= Exercise requirements =
Reproduce each line of the records below with no changes.

[Excerpts from an annotation set of page layouts]
◇ ◇ ◇ ◇

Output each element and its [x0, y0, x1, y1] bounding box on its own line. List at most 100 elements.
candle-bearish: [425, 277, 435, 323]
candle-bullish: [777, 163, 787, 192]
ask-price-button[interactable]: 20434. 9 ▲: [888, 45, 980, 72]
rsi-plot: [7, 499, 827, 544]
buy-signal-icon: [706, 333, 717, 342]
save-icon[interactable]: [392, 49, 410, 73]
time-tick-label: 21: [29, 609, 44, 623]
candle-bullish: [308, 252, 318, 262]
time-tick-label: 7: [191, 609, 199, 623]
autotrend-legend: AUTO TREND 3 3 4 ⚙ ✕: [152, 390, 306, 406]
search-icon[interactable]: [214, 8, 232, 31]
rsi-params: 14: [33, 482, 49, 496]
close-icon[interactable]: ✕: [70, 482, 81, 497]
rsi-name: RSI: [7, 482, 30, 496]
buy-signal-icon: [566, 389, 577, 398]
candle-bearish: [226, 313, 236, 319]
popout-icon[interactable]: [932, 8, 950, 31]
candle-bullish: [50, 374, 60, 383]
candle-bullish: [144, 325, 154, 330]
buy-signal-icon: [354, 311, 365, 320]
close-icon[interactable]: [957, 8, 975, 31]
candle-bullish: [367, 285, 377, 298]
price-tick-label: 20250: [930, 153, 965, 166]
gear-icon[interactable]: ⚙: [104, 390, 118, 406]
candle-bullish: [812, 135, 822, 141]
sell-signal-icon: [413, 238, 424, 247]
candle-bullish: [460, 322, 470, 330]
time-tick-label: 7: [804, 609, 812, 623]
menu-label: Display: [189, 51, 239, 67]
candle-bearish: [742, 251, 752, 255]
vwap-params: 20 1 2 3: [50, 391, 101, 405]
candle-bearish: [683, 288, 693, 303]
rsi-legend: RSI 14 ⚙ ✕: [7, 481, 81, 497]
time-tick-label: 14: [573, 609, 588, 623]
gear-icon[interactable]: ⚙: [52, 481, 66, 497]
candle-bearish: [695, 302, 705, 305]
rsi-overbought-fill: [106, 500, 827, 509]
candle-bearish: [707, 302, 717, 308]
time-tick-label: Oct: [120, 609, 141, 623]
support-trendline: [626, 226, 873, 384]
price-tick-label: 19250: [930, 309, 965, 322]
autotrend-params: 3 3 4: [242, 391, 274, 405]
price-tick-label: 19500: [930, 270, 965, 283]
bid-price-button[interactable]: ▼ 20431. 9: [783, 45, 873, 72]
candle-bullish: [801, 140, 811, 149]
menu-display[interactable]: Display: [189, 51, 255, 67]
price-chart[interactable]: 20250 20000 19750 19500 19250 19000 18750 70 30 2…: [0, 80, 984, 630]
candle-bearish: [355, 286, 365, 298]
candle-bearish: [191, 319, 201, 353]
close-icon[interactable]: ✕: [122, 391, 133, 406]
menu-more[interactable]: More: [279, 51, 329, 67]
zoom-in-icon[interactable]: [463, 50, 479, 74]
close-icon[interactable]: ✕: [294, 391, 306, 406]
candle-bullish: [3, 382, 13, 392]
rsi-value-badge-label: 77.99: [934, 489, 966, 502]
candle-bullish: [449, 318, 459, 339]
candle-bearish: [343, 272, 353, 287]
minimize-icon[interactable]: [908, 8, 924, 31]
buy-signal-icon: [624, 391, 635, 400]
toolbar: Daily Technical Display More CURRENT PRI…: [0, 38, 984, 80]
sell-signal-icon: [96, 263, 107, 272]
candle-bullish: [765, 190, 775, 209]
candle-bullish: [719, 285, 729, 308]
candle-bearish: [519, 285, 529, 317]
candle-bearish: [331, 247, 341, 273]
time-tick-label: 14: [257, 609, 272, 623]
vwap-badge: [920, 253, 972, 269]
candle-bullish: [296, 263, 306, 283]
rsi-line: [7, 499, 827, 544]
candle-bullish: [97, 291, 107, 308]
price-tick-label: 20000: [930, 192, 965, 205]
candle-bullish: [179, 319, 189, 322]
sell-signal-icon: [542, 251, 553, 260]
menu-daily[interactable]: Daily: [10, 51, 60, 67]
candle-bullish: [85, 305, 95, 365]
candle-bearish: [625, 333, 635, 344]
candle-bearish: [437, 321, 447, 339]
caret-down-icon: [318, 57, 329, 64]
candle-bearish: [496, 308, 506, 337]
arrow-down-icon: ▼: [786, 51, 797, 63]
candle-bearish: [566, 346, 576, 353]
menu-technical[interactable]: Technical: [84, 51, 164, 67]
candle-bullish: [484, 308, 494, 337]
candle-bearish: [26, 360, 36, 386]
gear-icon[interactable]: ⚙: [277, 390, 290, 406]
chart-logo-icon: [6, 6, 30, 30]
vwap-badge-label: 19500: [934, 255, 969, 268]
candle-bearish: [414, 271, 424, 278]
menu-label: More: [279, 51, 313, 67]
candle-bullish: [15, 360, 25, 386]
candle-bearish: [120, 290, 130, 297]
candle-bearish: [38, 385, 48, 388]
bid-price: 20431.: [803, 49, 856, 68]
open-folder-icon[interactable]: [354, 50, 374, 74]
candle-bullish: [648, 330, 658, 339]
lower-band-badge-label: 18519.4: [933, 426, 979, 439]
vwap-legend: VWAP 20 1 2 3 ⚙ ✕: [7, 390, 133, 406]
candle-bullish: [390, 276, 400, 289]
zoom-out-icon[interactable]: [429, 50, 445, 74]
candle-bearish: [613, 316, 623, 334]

◇ ◇ ◇ ◇

= Reply =
Output each element and its [x0, y0, x1, y1] bounding box on its own line. List at most 100 elements.
candle-bearish: [425, 277, 435, 323]
candle-bullish: [777, 163, 787, 192]
ask-price-button[interactable]: 20434. 9 ▲: [888, 45, 980, 72]
rsi-plot: [7, 499, 827, 544]
buy-signal-icon: [706, 333, 717, 342]
save-icon[interactable]: [392, 49, 410, 73]
time-tick-label: 21: [29, 609, 44, 623]
candle-bullish: [308, 252, 318, 262]
time-tick-label: 7: [191, 609, 199, 623]
autotrend-legend: AUTO TREND 3 3 4 ⚙ ✕: [152, 390, 306, 406]
search-icon[interactable]: [214, 8, 232, 31]
rsi-params: 14: [33, 482, 49, 496]
close-icon[interactable]: ✕: [70, 482, 81, 497]
rsi-name: RSI: [7, 482, 30, 496]
buy-signal-icon: [566, 389, 577, 398]
candle-bearish: [226, 313, 236, 319]
popout-icon[interactable]: [932, 8, 950, 31]
candle-bullish: [50, 374, 60, 383]
candle-bullish: [144, 325, 154, 330]
buy-signal-icon: [354, 311, 365, 320]
close-icon[interactable]: [957, 8, 975, 31]
candle-bullish: [367, 285, 377, 298]
price-tick-label: 20250: [930, 153, 965, 166]
gear-icon[interactable]: ⚙: [104, 390, 118, 406]
candle-bullish: [812, 135, 822, 141]
sell-signal-icon: [413, 238, 424, 247]
candle-bullish: [460, 322, 470, 330]
time-tick-label: 7: [804, 609, 812, 623]
menu-label: Display: [189, 51, 239, 67]
candle-bearish: [742, 251, 752, 255]
vwap-params: 20 1 2 3: [50, 391, 101, 405]
candle-bearish: [683, 288, 693, 303]
rsi-legend: RSI 14 ⚙ ✕: [7, 481, 81, 497]
time-tick-label: 14: [573, 609, 588, 623]
gear-icon[interactable]: ⚙: [52, 481, 66, 497]
candle-bearish: [695, 302, 705, 305]
rsi-overbought-fill: [106, 500, 827, 509]
candle-bearish: [707, 302, 717, 308]
time-tick-label: Oct: [120, 609, 141, 623]
support-trendline: [626, 226, 873, 384]
price-tick-label: 19250: [930, 309, 965, 322]
autotrend-params: 3 3 4: [242, 391, 274, 405]
price-tick-label: 19500: [930, 270, 965, 283]
bid-price-button[interactable]: ▼ 20431. 9: [783, 45, 873, 72]
candle-bullish: [801, 140, 811, 149]
menu-display[interactable]: Display: [189, 51, 255, 67]
price-chart[interactable]: 20250 20000 19750 19500 19250 19000 18750 70 30 2…: [0, 80, 984, 630]
candle-bearish: [355, 286, 365, 298]
candle-bearish: [191, 319, 201, 353]
close-icon[interactable]: ✕: [122, 391, 133, 406]
menu-more[interactable]: More: [279, 51, 329, 67]
zoom-in-icon[interactable]: [463, 50, 479, 74]
close-icon[interactable]: ✕: [294, 391, 306, 406]
candle-bullish: [3, 382, 13, 392]
rsi-value-badge-label: 77.99: [934, 489, 966, 502]
candle-bullish: [449, 318, 459, 339]
candle-bearish: [343, 272, 353, 287]
minimize-icon[interactable]: [908, 8, 924, 31]
buy-signal-icon: [624, 391, 635, 400]
toolbar: Daily Technical Display More CURRENT PRI…: [0, 38, 984, 80]
sell-signal-icon: [96, 263, 107, 272]
candle-bullish: [765, 190, 775, 209]
candle-bullish: [719, 285, 729, 308]
candle-bearish: [519, 285, 529, 317]
candle-bearish: [331, 247, 341, 273]
time-tick-label: 14: [257, 609, 272, 623]
vwap-badge: [920, 253, 972, 269]
candle-bullish: [296, 263, 306, 283]
rsi-line: [7, 499, 827, 544]
candle-bullish: [97, 291, 107, 308]
price-tick-label: 20000: [930, 192, 965, 205]
candle-bullish: [179, 319, 189, 322]
sell-signal-icon: [542, 251, 553, 260]
menu-daily[interactable]: Daily: [10, 51, 60, 67]
candle-bullish: [85, 305, 95, 365]
candle-bearish: [625, 333, 635, 344]
candle-bearish: [437, 321, 447, 339]
caret-down-icon: [318, 57, 329, 64]
candle-bearish: [496, 308, 506, 337]
arrow-down-icon: ▼: [786, 51, 797, 63]
candle-bearish: [566, 346, 576, 353]
menu-technical[interactable]: Technical: [84, 51, 164, 67]
candle-bullish: [484, 308, 494, 337]
candle-bearish: [26, 360, 36, 386]
gear-icon[interactable]: ⚙: [277, 390, 290, 406]
chart-logo-icon: [6, 6, 30, 30]
vwap-badge-label: 19500: [934, 255, 969, 268]
candle-bearish: [414, 271, 424, 278]
menu-label: More: [279, 51, 313, 67]
candle-bullish: [15, 360, 25, 386]
candle-bearish: [120, 290, 130, 297]
candle-bearish: [38, 385, 48, 388]
bid-price: 20431.: [803, 49, 856, 68]
open-folder-icon[interactable]: [354, 50, 374, 74]
candle-bullish: [648, 330, 658, 339]
lower-band-badge-label: 18519.4: [933, 426, 979, 439]
vwap-legend: VWAP 20 1 2 3 ⚙ ✕: [7, 390, 133, 406]
candle-bullish: [390, 276, 400, 289]
zoom-out-icon[interactable]: [429, 50, 445, 74]
candle-bearish: [613, 316, 623, 334]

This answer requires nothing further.